* BEGIN INFORMATION SUPPLIED *
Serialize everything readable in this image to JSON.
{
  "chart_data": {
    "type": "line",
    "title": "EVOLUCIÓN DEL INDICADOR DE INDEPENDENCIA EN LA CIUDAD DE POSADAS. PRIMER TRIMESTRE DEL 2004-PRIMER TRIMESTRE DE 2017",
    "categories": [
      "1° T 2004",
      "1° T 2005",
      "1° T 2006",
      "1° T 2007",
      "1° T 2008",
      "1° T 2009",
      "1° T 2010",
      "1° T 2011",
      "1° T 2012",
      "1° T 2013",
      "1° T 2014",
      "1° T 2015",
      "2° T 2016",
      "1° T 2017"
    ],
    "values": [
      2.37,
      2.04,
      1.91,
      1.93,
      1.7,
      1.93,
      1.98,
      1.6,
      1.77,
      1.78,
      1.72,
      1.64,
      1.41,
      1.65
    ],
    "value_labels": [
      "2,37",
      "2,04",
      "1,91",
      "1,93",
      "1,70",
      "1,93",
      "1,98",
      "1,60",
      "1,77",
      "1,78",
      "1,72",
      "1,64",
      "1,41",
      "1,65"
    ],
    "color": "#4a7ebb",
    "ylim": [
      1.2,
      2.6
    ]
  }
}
* END INFORMATION SUPPLIED *
Extract the complete set of records unchanged.

■ **CORRECT RESULT**
Serialize everything readable in this image to JSON.
{
  "chart_data": {
    "type": "line",
    "title": "EVOLUCIÓN DEL INDICADOR DE INDEPENDENCIA EN LA CIUDAD DE POSADAS. PRIMER TRIMESTRE DEL 2004-PRIMER TRIMESTRE DE 2017",
    "categories": [
      "1° T 2004",
      "1° T 2005",
      "1° T 2006",
      "1° T 2007",
      "1° T 2008",
      "1° T 2009",
      "1° T 2010",
      "1° T 2011",
      "1° T 2012",
      "1° T 2013",
      "1° T 2014",
      "1° T 2015",
      "2° T 2016",
      "1° T 2017"
    ],
    "values": [
      2.37,
      2.04,
      1.91,
      1.93,
      1.7,
      1.93,
      1.98,
      1.6,
      1.77,
      1.78,
      1.72,
      1.64,
      1.41,
      1.65
    ],
    "value_labels": [
      "2,37",
      "2,04",
      "1,91",
      "1,93",
      "1,70",
      "1,93",
      "1,98",
      "1,60",
      "1,77",
      "1,78",
      "1,72",
      "1,64",
      "1,41",
      "1,65"
    ],
    "color": "#4a7ebb",
    "ylim": [
      1.2,
      2.6
    ]
  }
}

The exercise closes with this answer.